Data items
☆ ☆ ☆ ☆
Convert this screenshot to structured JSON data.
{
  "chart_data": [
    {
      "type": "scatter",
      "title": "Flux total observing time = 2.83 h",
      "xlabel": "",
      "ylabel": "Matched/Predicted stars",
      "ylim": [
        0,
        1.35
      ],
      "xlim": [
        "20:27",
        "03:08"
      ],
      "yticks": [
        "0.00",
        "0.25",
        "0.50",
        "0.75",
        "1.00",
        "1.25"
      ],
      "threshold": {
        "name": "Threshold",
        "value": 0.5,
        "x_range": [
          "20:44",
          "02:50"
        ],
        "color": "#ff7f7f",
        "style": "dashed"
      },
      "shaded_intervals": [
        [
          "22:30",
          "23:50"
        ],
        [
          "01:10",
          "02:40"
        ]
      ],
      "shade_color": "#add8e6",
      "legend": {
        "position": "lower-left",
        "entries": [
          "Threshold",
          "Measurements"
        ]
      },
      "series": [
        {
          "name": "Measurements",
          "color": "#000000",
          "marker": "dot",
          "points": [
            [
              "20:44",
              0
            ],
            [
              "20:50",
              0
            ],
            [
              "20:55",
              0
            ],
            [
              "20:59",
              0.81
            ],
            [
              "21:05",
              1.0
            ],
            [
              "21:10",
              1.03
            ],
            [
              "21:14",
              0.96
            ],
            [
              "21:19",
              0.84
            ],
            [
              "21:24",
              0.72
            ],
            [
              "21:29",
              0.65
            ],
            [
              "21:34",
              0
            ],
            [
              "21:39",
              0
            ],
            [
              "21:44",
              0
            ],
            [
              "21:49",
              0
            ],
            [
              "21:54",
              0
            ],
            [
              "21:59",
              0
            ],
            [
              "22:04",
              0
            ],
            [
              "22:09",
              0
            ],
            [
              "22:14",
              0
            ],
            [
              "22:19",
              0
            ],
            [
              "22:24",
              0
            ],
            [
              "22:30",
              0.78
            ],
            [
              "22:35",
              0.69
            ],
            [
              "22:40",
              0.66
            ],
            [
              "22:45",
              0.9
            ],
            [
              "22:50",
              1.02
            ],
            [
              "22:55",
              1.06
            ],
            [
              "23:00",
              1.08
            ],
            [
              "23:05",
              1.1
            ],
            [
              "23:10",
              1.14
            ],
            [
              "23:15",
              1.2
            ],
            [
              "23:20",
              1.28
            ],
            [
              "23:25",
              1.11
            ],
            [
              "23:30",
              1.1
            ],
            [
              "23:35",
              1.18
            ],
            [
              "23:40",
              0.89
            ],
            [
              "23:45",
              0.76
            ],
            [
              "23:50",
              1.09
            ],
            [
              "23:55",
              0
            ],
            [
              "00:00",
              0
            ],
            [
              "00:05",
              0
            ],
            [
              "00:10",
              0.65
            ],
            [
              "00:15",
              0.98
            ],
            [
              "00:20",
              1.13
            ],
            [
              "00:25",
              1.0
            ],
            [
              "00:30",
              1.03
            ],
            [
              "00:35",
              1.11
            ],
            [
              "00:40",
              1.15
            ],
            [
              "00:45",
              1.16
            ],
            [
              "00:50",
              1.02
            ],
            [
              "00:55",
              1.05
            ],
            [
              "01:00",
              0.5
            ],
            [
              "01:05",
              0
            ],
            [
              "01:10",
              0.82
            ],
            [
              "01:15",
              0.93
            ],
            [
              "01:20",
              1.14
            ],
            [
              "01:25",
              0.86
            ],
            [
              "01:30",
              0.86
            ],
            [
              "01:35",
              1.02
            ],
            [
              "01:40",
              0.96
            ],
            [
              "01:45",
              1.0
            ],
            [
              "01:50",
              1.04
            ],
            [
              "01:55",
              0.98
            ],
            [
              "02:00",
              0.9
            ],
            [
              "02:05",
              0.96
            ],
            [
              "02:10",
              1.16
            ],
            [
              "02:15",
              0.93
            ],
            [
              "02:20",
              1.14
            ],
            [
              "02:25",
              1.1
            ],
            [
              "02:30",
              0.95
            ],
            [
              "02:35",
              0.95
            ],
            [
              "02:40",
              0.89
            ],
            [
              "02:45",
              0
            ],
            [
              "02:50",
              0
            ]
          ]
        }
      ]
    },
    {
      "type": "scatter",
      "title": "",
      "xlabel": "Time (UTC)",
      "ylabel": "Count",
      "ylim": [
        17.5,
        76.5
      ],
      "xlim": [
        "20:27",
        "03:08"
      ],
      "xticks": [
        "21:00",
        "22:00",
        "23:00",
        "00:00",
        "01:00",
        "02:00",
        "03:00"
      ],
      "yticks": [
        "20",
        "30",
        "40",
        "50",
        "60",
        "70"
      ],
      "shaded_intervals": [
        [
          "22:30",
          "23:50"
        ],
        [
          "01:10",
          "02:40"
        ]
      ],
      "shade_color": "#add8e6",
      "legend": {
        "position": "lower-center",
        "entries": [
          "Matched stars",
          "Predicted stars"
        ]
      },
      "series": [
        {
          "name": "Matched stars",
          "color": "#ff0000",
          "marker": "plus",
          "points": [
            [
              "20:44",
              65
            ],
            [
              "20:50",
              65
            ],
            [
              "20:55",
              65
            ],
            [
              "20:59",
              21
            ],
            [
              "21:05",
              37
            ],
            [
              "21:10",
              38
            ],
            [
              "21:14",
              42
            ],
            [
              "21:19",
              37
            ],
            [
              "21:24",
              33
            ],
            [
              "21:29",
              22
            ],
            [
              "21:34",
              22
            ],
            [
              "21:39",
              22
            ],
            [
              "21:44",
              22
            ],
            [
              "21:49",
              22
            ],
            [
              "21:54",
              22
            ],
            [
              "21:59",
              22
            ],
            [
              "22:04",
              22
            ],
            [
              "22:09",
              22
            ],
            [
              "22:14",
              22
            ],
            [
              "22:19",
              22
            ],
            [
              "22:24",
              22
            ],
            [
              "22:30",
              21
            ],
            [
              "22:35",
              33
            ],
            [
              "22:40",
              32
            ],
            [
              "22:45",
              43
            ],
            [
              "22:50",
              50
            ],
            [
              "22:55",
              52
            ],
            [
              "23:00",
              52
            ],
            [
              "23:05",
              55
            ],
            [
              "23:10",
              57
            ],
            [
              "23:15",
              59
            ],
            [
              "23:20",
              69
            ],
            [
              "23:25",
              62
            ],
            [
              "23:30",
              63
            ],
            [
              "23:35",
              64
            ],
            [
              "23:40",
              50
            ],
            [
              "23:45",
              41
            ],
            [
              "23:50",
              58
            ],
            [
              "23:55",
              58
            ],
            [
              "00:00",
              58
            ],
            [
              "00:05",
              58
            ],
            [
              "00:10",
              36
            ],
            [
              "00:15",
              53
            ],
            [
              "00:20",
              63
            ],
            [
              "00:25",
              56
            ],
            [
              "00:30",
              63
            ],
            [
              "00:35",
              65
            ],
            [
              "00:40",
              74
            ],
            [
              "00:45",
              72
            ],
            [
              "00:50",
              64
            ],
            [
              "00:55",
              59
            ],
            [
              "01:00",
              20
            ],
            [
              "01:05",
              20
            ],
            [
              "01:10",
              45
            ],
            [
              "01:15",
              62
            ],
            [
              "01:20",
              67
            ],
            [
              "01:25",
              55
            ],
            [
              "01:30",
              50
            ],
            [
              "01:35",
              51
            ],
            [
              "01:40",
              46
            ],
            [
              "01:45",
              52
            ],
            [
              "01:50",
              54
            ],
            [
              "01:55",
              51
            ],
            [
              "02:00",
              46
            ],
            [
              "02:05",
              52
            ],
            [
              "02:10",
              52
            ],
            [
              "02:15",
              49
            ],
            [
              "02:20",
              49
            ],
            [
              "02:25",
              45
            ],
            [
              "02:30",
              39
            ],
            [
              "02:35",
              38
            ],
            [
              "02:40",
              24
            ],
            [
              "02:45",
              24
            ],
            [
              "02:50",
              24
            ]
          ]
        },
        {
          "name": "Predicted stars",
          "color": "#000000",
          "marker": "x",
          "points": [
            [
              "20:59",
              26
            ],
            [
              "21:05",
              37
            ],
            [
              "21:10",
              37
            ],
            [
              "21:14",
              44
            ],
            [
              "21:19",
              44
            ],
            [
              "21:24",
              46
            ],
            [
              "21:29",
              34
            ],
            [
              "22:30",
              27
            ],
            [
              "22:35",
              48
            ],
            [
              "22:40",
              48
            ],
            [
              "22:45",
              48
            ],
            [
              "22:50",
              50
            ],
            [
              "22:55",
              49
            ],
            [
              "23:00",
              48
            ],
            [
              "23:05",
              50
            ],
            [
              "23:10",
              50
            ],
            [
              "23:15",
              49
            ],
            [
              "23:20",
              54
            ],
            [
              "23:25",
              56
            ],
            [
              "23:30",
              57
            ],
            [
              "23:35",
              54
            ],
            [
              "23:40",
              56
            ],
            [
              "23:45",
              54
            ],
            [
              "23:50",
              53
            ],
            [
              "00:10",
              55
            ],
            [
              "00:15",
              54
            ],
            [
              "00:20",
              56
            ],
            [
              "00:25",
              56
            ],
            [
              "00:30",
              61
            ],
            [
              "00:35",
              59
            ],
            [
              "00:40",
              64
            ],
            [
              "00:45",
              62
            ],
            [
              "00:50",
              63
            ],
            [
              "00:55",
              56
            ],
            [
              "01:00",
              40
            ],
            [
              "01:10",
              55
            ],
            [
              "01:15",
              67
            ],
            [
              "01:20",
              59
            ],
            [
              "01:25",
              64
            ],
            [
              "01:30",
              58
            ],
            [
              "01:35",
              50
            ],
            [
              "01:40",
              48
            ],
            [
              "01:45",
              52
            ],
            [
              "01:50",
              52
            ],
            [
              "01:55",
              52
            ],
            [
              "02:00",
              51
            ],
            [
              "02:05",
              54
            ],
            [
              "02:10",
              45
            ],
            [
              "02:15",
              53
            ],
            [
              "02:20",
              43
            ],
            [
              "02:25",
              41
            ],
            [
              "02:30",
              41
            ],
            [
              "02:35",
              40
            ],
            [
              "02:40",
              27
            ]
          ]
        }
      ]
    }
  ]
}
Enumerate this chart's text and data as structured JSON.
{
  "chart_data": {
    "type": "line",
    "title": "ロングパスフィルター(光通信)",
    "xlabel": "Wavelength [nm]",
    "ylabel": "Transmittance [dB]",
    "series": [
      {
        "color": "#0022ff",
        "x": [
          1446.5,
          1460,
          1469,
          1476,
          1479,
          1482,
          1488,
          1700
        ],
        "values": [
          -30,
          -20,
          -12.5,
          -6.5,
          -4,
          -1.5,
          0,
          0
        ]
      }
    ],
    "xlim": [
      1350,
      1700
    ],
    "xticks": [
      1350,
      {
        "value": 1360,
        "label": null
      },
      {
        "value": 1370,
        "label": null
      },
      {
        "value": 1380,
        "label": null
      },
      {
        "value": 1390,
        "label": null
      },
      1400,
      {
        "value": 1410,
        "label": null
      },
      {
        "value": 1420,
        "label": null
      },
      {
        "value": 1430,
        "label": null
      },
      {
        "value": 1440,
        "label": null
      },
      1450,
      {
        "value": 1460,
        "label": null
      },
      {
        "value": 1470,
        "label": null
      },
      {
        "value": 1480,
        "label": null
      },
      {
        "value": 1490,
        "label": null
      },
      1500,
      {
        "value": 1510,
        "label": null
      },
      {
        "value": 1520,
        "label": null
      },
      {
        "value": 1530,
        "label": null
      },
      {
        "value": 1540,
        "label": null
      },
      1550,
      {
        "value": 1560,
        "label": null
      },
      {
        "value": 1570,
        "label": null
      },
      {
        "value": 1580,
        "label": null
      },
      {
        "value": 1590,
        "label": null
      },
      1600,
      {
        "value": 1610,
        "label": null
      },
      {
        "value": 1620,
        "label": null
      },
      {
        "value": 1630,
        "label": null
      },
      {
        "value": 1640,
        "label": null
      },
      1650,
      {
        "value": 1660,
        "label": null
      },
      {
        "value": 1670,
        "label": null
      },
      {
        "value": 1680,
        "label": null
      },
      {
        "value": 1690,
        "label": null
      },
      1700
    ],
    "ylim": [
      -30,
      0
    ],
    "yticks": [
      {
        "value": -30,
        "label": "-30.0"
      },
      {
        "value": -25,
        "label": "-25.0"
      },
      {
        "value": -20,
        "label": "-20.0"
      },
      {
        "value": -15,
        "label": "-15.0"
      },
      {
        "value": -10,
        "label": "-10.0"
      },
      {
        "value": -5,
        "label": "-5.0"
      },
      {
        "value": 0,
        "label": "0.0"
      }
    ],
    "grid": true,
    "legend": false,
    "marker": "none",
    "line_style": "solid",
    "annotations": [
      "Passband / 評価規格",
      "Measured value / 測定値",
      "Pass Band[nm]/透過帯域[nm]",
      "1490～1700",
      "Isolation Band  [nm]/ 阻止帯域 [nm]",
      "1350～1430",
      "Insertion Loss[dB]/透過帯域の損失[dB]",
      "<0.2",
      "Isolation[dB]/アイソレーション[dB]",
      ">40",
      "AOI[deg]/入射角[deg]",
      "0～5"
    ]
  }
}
☆ ☆ ☆ ☆
BRIEF
In the entries above, find each line with the word "JSON" and copy it.

EXERCISE RESPONSE
Convert this screenshot to structured JSON data.
Enumerate this chart's text and data as structured JSON.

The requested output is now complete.